**TASK PROMPT:** Keep the wording of each record exactly the same when you repeat it, and leave out pictures.

**INFORMATION GIVEN:**
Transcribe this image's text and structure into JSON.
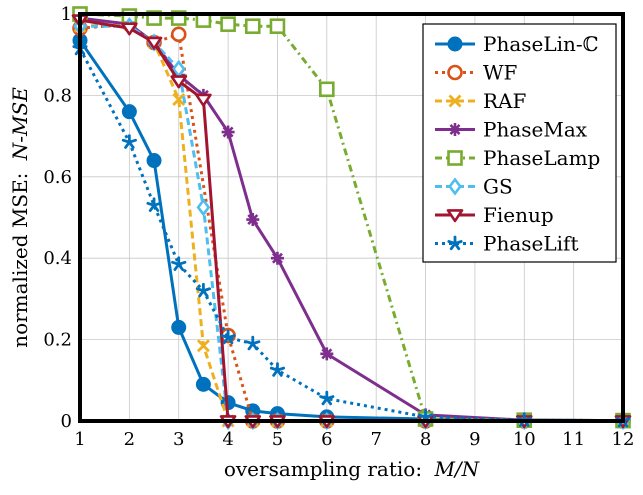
{
  "chart_data": {
    "type": "line",
    "title": "",
    "xlabel_text": "oversampling ratio:",
    "xlabel_math": "M/N",
    "ylabel_text": "normalized MSE:",
    "ylabel_math": "N-MSE",
    "xlim": [
      1,
      12
    ],
    "ylim": [
      0,
      1
    ],
    "xticks": [
      1,
      2,
      3,
      4,
      5,
      6,
      7,
      8,
      9,
      10,
      11,
      12
    ],
    "yticks": [
      0,
      0.2,
      0.4,
      0.6,
      0.8,
      1
    ],
    "ytick_labels": [
      "0",
      "0.2",
      "0.4",
      "0.6",
      "0.8",
      "1"
    ],
    "grid": true,
    "legend_position": "top-right",
    "series": [
      {
        "name": "PhaseLin-ℂ",
        "color": "#0072BD",
        "marker": "circle-filled",
        "dash": "solid",
        "x": [
          1,
          2,
          2.5,
          3,
          3.5,
          4,
          4.5,
          5,
          6,
          8,
          10,
          12
        ],
        "y": [
          0.935,
          0.76,
          0.64,
          0.23,
          0.09,
          0.045,
          0.025,
          0.018,
          0.01,
          0.005,
          0.002,
          0.001
        ]
      },
      {
        "name": "WF",
        "color": "#D95319",
        "marker": "circle-open",
        "dash": "dotted",
        "x": [
          1,
          2,
          2.5,
          3,
          4,
          4.5,
          5,
          6,
          8,
          10,
          12
        ],
        "y": [
          0.965,
          0.975,
          0.93,
          0.95,
          0.21,
          0,
          0,
          0,
          0,
          0,
          0
        ]
      },
      {
        "name": "RAF",
        "color": "#EDB120",
        "marker": "x",
        "dash": "dashed",
        "x": [
          1,
          2,
          2.5,
          3,
          3.5,
          4,
          4.5,
          5,
          6,
          8,
          10,
          12
        ],
        "y": [
          0.97,
          0.975,
          0.93,
          0.79,
          0.185,
          0,
          0,
          0,
          0,
          0,
          0,
          0
        ]
      },
      {
        "name": "PhaseMax",
        "color": "#7E2F8E",
        "marker": "asterisk",
        "dash": "solid",
        "x": [
          1,
          2,
          2.5,
          3,
          3.5,
          4,
          4.5,
          5,
          6,
          8,
          10,
          12
        ],
        "y": [
          0.99,
          0.975,
          0.93,
          0.85,
          0.8,
          0.71,
          0.495,
          0.4,
          0.165,
          0.015,
          0.002,
          0.001
        ]
      },
      {
        "name": "PhaseLamp",
        "color": "#77AC30",
        "marker": "square-open",
        "dash": "dashdot",
        "x": [
          1,
          2,
          2.5,
          3,
          3.5,
          4,
          4.5,
          5,
          6,
          8,
          10,
          12
        ],
        "y": [
          1.0,
          0.995,
          0.99,
          0.99,
          0.985,
          0.975,
          0.97,
          0.97,
          0.815,
          0.005,
          0.002,
          0.001
        ]
      },
      {
        "name": "GS",
        "color": "#4DBEEE",
        "marker": "diamond-open",
        "dash": "dashed",
        "x": [
          1,
          2,
          2.5,
          3,
          3.5,
          4,
          4.5,
          5,
          6,
          8,
          10,
          12
        ],
        "y": [
          0.97,
          0.97,
          0.93,
          0.865,
          0.525,
          0,
          0,
          0,
          0,
          0,
          0,
          0
        ]
      },
      {
        "name": "Fienup",
        "color": "#A2142F",
        "marker": "triangle-down-open",
        "dash": "solid",
        "x": [
          1,
          2,
          2.5,
          3,
          3.5,
          4,
          4.5,
          5,
          6,
          8,
          10,
          12
        ],
        "y": [
          0.985,
          0.965,
          0.93,
          0.835,
          0.79,
          0,
          0,
          0,
          0,
          0,
          0,
          0
        ]
      },
      {
        "name": "PhaseLift",
        "color": "#0072BD",
        "marker": "star",
        "dash": "dotted",
        "x": [
          1,
          2,
          2.5,
          3,
          3.5,
          4,
          4.5,
          5,
          6,
          8,
          10,
          12
        ],
        "y": [
          0.915,
          0.685,
          0.53,
          0.385,
          0.32,
          0.205,
          0.19,
          0.125,
          0.055,
          0.01,
          0.002,
          0.001
        ]
      }
    ]
  }
}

**SOLUTION TO THE EXERCISE:**
Transcribe this image's text and structure into JSON.
{
  "chart_data": {
    "type": "line",
    "title": "",
    "xlabel_text": "oversampling ratio:",
    "xlabel_math": "M/N",
    "ylabel_text": "normalized MSE:",
    "ylabel_math": "N-MSE",
    "xlim": [
      1,
      12
    ],
    "ylim": [
      0,
      1
    ],
    "xticks": [
      1,
      2,
      3,
      4,
      5,
      6,
      7,
      8,
      9,
      10,
      11,
      12
    ],
    "yticks": [
      0,
      0.2,
      0.4,
      0.6,
      0.8,
      1
    ],
    "ytick_labels": [
      "0",
      "0.2",
      "0.4",
      "0.6",
      "0.8",
      "1"
    ],
    "grid": true,
    "legend_position": "top-right",
    "series": [
      {
        "name": "PhaseLin-ℂ",
        "color": "#0072BD",
        "marker": "circle-filled",
        "dash": "solid",
        "x": [
          1,
          2,
          2.5,
          3,
          3.5,
          4,
          4.5,
          5,
          6,
          8,
          10,
          12
        ],
        "y": [
          0.935,
          0.76,
          0.64,
          0.23,
          0.09,
          0.045,
          0.025,
          0.018,
          0.01,
          0.005,
          0.002,
          0.001
        ]
      },
      {
        "name": "WF",
        "color": "#D95319",
        "marker": "circle-open",
        "dash": "dotted",
        "x": [
          1,
          2,
          2.5,
          3,
          4,
          4.5,
          5,
          6,
          8,
          10,
          12
        ],
        "y": [
          0.965,
          0.975,
          0.93,
          0.95,
          0.21,
          0,
          0,
          0,
          0,
          0,
          0
        ]
      },
      {
        "name": "RAF",
        "color": "#EDB120",
        "marker": "x",
        "dash": "dashed",
        "x": [
          1,
          2,
          2.5,
          3,
          3.5,
          4,
          4.5,
          5,
          6,
          8,
          10,
          12
        ],
        "y": [
          0.97,
          0.975,
          0.93,
          0.79,
          0.185,
          0,
          0,
          0,
          0,
          0,
          0,
          0
        ]
      },
      {
        "name": "PhaseMax",
        "color": "#7E2F8E",
        "marker": "asterisk",
        "dash": "solid",
        "x": [
          1,
          2,
          2.5,
          3,
          3.5,
          4,
          4.5,
          5,
          6,
          8,
          10,
          12
        ],
        "y": [
          0.99,
          0.975,
          0.93,
          0.85,
          0.8,
          0.71,
          0.495,
          0.4,
          0.165,
          0.015,
          0.002,
          0.001
        ]
      },
      {
        "name": "PhaseLamp",
        "color": "#77AC30",
        "marker": "square-open",
        "dash": "dashdot",
        "x": [
          1,
          2,
          2.5,
          3,
          3.5,
          4,
          4.5,
          5,
          6,
          8,
          10,
          12
        ],
        "y": [
          1.0,
          0.995,
          0.99,
          0.99,
          0.985,
          0.975,
          0.97,
          0.97,
          0.815,
          0.005,
          0.002,
          0.001
        ]
      },
      {
        "name": "GS",
        "color": "#4DBEEE",
        "marker": "diamond-open",
        "dash": "dashed",
        "x": [
          1,
          2,
          2.5,
          3,
          3.5,
          4,
          4.5,
          5,
          6,
          8,
          10,
          12
        ],
        "y": [
          0.97,
          0.97,
          0.93,
          0.865,
          0.525,
          0,
          0,
          0,
          0,
          0,
          0,
          0
        ]
      },
      {
        "name": "Fienup",
        "color": "#A2142F",
        "marker": "triangle-down-open",
        "dash": "solid",
        "x": [
          1,
          2,
          2.5,
          3,
          3.5,
          4,
          4.5,
          5,
          6,
          8,
          10,
          12
        ],
        "y": [
          0.985,
          0.965,
          0.93,
          0.835,
          0.79,
          0,
          0,
          0,
          0,
          0,
          0,
          0
        ]
      },
      {
        "name": "PhaseLift",
        "color": "#0072BD",
        "marker": "star",
        "dash": "dotted",
        "x": [
          1,
          2,
          2.5,
          3,
          3.5,
          4,
          4.5,
          5,
          6,
          8,
          10,
          12
        ],
        "y": [
          0.915,
          0.685,
          0.53,
          0.385,
          0.32,
          0.205,
          0.19,
          0.125,
          0.055,
          0.01,
          0.002,
          0.001
        ]
      }
    ]
  }
}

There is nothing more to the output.